───── FRAGMENTO DEL DOCUMENTO
Carta de Francisco de Miranda al Primer Ministro inglés, William Pitt. Londres, 13 de junio de 1805.
Esta confesión de Miranda hecha ante William Pitt, al cabo de 15 años de difíciles e infructuosas negociaciones con el gobierno inglés, tratando de que le ayudaran militar y financieramente a armar su ansiada expedición libertadora a la América Meridional, nos da la medida de un hombre que convencido de un ideal, no cejó jamás en su empeño por hacerlo realidad ni se dejó tentar por ofrecimientos que pudieran desviarlo de su propósito, como tampoco amilanar por los obstáculos que tuvo que enfrentar ni inhibir en su acción por las críticas, burlas o amenazas de las que con frecuencia fue objeto.
En efecto, desde fines de 1783, año en el que nace Bolívar, y en el que Miranda concibe la idea de una América Meridional libre y unida en sola nación, hasta su muerte en la prisión de La Carraca, en Cádiz, España, el 14 de julio de 1816, no hubo en su vida un día en el que esta meta no estuviera presente, ya sea en sus lecturas, en su escritura, en su andar por el mundo, o en sus conversaciones con los distintos personajes con los que se fue topando, fueran estos reyes, primeros ministros, políticos, militares, filósofos, poetas, músicos o simples viajantes encontrados por azar en alguna posada del camino.
──────────
LISTA DE TAREAS —
A – Enumera todos los tipos de personajes con los que, según el fragmento sobre Francisco de Miranda, este conversó en su andar por el mundo.
B – Traduce al inglés esta oración del fragmento sobre Francisco de Miranda: "En efecto, desde fines de 1783, año en el que nace Bolívar, y en el que Miranda concibe la idea de una América Meridional libre y unida en sola nación, hasta su muerte en la prisión de La Carraca, en Cádiz, España, el 14 de julio de 1816, no hubo en su vida un día en el que esta meta no estuviera presente, ya sea en sus lecturas, en su escritura, en su andar por el mundo, o en sus conversaciones con los distintos personajes con los que se fue topando, fueran estos reyes, primeros ministros, políticos, militares, filósofos, poetas, músicos o simples viajantes encontrados por azar en alguna posada del camino."
C – Continúa el fragmento sobre Francisco de Miranda a partir de su última oración.
El listado no guarda ninguna relación con el fragmento.
───── INFORMACIÓN MOSTRADA
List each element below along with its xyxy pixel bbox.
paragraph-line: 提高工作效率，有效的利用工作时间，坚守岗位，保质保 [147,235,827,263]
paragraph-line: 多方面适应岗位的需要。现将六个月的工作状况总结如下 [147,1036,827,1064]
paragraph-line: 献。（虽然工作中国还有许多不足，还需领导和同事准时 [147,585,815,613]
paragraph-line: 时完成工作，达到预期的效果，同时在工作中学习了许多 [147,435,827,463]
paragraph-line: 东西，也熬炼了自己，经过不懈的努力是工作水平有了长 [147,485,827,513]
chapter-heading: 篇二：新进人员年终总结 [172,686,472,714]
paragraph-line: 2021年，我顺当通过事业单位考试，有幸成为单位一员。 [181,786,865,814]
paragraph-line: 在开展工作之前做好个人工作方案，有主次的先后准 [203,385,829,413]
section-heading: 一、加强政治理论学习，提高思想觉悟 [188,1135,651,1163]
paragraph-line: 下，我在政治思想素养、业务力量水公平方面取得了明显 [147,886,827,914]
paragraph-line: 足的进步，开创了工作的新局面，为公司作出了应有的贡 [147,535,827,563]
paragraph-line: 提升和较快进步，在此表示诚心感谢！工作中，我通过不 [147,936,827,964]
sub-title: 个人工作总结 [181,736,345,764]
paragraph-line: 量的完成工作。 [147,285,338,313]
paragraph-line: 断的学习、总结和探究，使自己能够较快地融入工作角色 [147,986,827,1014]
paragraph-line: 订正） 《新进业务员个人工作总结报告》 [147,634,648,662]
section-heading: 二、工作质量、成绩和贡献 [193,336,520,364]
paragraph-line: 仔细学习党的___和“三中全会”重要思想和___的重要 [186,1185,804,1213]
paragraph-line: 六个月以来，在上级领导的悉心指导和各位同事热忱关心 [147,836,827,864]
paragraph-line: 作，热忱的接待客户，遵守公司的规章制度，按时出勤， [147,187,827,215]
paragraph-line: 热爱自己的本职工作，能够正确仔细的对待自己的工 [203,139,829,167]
──────────
RESPUESTAS ESCRITAS —
A – Reyes, primeros ministros, políticos, militares, filósofos, poetas, músicos y simples viajantes.

B – Indeed, from the end of 1783, the year in which Bolívar was born and in which Miranda conceived the idea of a Southern America free and united in a single nation, until his death in the prison of La Carraca, in Cádiz, Spain, on July 14, 1816, there was not a day in his life in which this goal was not present, whether in his reading, in his writing, in his travels around the world, or in his conversations with the various figures he came across, be they kings, prime ministers, politicians, soldiers, philosophers, poets, musicians or ordinary travelers met by chance at some inn along the road.

C –
Fueron 33 años ininterrumpidos, la mitad exacta de su vida, pensando, obrando y entregado por entero a la causa de Nuestra América, como ya la siente y la denomina en esa página de su Diario, escrita el 1º. de junio de 1783, cuando habiendo tomado la decisión de desertar del ejército español, al cual había servido durante diez años, se embarca subrepticiamente en un navío norteamericano surto en el Puerto de La Habana, para salvaguardar su vida y sus proyectos; amenazado como estaba por varias órdenes reales que lo declaraban Reo de Estado, y por la propia Inquisición, que ya había enviado un agente a esta isla caribeña para que lo capturase y le confiscara las pruebas del grave delito cometido: leer libros que hablaban de otras formas posibles de gobierno y del derecho de los pueblos a la libertad.
Libros que venían alimentando su espíritu naturalmente crítico del orden instituido, quizás desde antes de dejar Caracas, en 1771, pero sí, ciertamente, desde su llegada a Madrid y con más fuerza, a partir de su ingreso como Capitán en el batallón de La Princesa, a fines de 1773. De modo que las ideas de Voltaire, de Rousseau, de Locke, de Montesquieu y de muchos otros, conformaban ya un sedimento de ideas modernas bien consolidado en su espíritu, cuando participa, en 1781, en la Batalla de Pensacola, en Florida, apoyando a los colonos norteamericanos en su lucha de independencia contra el imperio inglés. Extraordinaria paradoja que, a no dudar, debe haber producido enormes sacudidas en el andamiaje conceptual de Miranda y provocado serios cuestionamientos respecto al rol que él mismo, como soldado del ejército imperial español, estaba jugando en esa lucha de liberación colonial.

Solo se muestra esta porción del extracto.